__WHAT TO WORK ON__
With the pictures omitted, write out the entries that follow exactly as they stand.

__MATERIAL FOR THIS EXERCISE__
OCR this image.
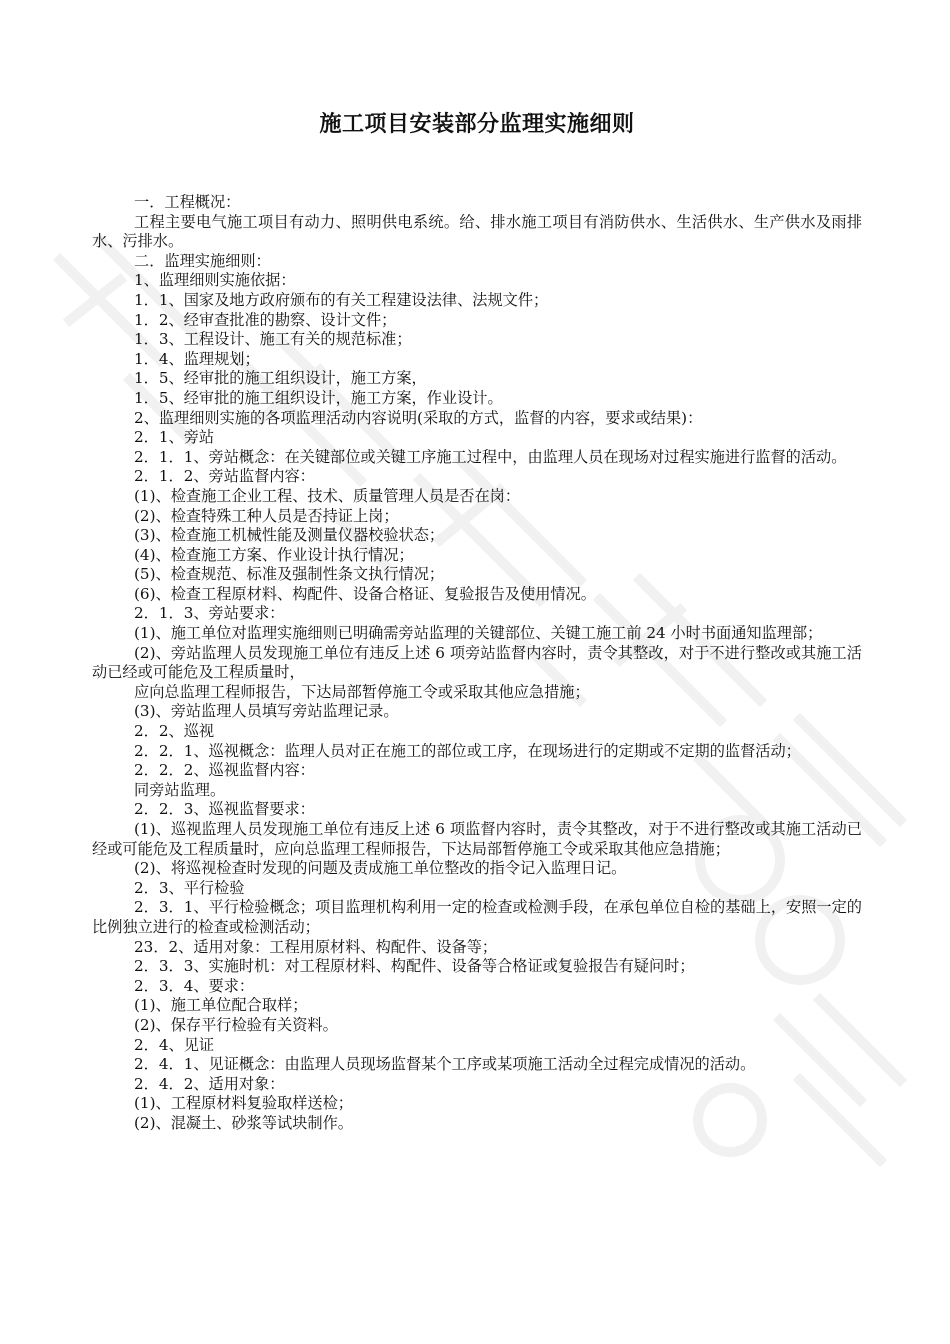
施工项目安装部分监理实施细则
一．工程概况：
工程主要电气施工项目有动力、照明供电系统。给、排水施工项目有消防供水、生活供水、生产供水及雨排水、污排水。
二．监理实施细则：
1、监理细则实施依据：
1．1、国家及地方政府颁布的有关工程建设法律、法规文件；
1．2、经审查批准的勘察、设计文件；
1．3、工程设计、施工有关的规范标准；
1．4、监理规划；
1．5、经审批的施工组织设计，施工方案，
1．5、经审批的施工组织设计，施工方案，作业设计。
2、监理细则实施的各项监理活动内容说明(采取的方式，监督的内容，要求或结果)：
2．1、旁站
2．1．1、旁站概念：在关键部位或关键工序施工过程中，由监理人员在现场对过程实施进行监督的活动。
2．1．2、旁站监督内容：
(1)、检查施工企业工程、技术、质量管理人员是否在岗：
(2)、检查特殊工种人员是否持证上岗；
(3)、检查施工机械性能及测量仪器校验状态；
(4)、检查施工方案、作业设计执行情况；
(5)、检查规范、标准及强制性条文执行情况；
(6)、检查工程原材料、构配件、设备合格证、复验报告及使用情况。
2．1．3、旁站要求：
(1)、施工单位对监理实施细则已明确需旁站监理的关键部位、关键工施工前 24 小时书面通知监理部；
(2)、旁站监理人员发现施工单位有违反上述 6 项旁站监督内容时，责令其整改，对于不进行整改或其施工活动已经或可能危及工程质量时，
应向总监理工程师报告，下达局部暂停施工令或采取其他应急措施；
(3)、旁站监理人员填写旁站监理记录。
2．2、巡视
2．2．1、巡视概念：监理人员对正在施工的部位或工序，在现场进行的定期或不定期的监督活动；
2．2．2、巡视监督内容：
同旁站监理。
2．2．3、巡视监督要求：
(1)、巡视监理人员发现施工单位有违反上述 6 项监督内容时，责令其整改，对于不进行整改或其施工活动已经或可能危及工程质量时，应向总监理工程师报告，下达局部暂停施工令或采取其他应急措施；
(2)、将巡视检查时发现的问题及责成施工单位整改的指令记入监理日记。
2．3、平行检验
2．3．1、平行检验概念；项目监理机构利用一定的检查或检测手段，在承包单位自检的基础上，安照一定的比例独立进行的检查或检测活动；
23．2、适用对象：工程用原材料、构配件、设备等；
2．3．3、实施时机：对工程原材料、构配件、设备等合格证或复验报告有疑问时；
2．3．4、要求：
(1)、施工单位配合取样；
(2)、保存平行检验有关资料。
2．4、见证
2．4．1、见证概念：由监理人员现场监督某个工序或某项施工活动全过程完成情况的活动。
2．4．2、适用对象：
(1)、工程原材料复验取样送检；
(2)、混凝土、砂浆等试块制作。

__REPLY__
OCR this image.
施工项目安装部分监理实施细则
一．工程概况：
工程主要电气施工项目有动力、照明供电系统。给、排水施工项目有消防供水、生活供水、生产供水及雨排水、污排水。
二．监理实施细则：
1、监理细则实施依据：
1．1、国家及地方政府颁布的有关工程建设法律、法规文件；
1．2、经审查批准的勘察、设计文件；
1．3、工程设计、施工有关的规范标准；
1．4、监理规划；
1．5、经审批的施工组织设计，施工方案，
1．5、经审批的施工组织设计，施工方案，作业设计。
2、监理细则实施的各项监理活动内容说明(采取的方式，监督的内容，要求或结果)：
2．1、旁站
2．1．1、旁站概念：在关键部位或关键工序施工过程中，由监理人员在现场对过程实施进行监督的活动。
2．1．2、旁站监督内容：
(1)、检查施工企业工程、技术、质量管理人员是否在岗：
(2)、检查特殊工种人员是否持证上岗；
(3)、检查施工机械性能及测量仪器校验状态；
(4)、检查施工方案、作业设计执行情况；
(5)、检查规范、标准及强制性条文执行情况；
(6)、检查工程原材料、构配件、设备合格证、复验报告及使用情况。
2．1．3、旁站要求：
(1)、施工单位对监理实施细则已明确需旁站监理的关键部位、关键工施工前 24 小时书面通知监理部；
(2)、旁站监理人员发现施工单位有违反上述 6 项旁站监督内容时，责令其整改，对于不进行整改或其施工活动已经或可能危及工程质量时，
应向总监理工程师报告，下达局部暂停施工令或采取其他应急措施；
(3)、旁站监理人员填写旁站监理记录。
2．2、巡视
2．2．1、巡视概念：监理人员对正在施工的部位或工序，在现场进行的定期或不定期的监督活动；
2．2．2、巡视监督内容：
同旁站监理。
2．2．3、巡视监督要求：
(1)、巡视监理人员发现施工单位有违反上述 6 项监督内容时，责令其整改，对于不进行整改或其施工活动已经或可能危及工程质量时，应向总监理工程师报告，下达局部暂停施工令或采取其他应急措施；
(2)、将巡视检查时发现的问题及责成施工单位整改的指令记入监理日记。
2．3、平行检验
2．3．1、平行检验概念；项目监理机构利用一定的检查或检测手段，在承包单位自检的基础上，安照一定的比例独立进行的检查或检测活动；
23．2、适用对象：工程用原材料、构配件、设备等；
2．3．3、实施时机：对工程原材料、构配件、设备等合格证或复验报告有疑问时；
2．3．4、要求：
(1)、施工单位配合取样；
(2)、保存平行检验有关资料。
2．4、见证
2．4．1、见证概念：由监理人员现场监督某个工序或某项施工活动全过程完成情况的活动。
2．4．2、适用对象：
(1)、工程原材料复验取样送检；
(2)、混凝土、砂浆等试块制作。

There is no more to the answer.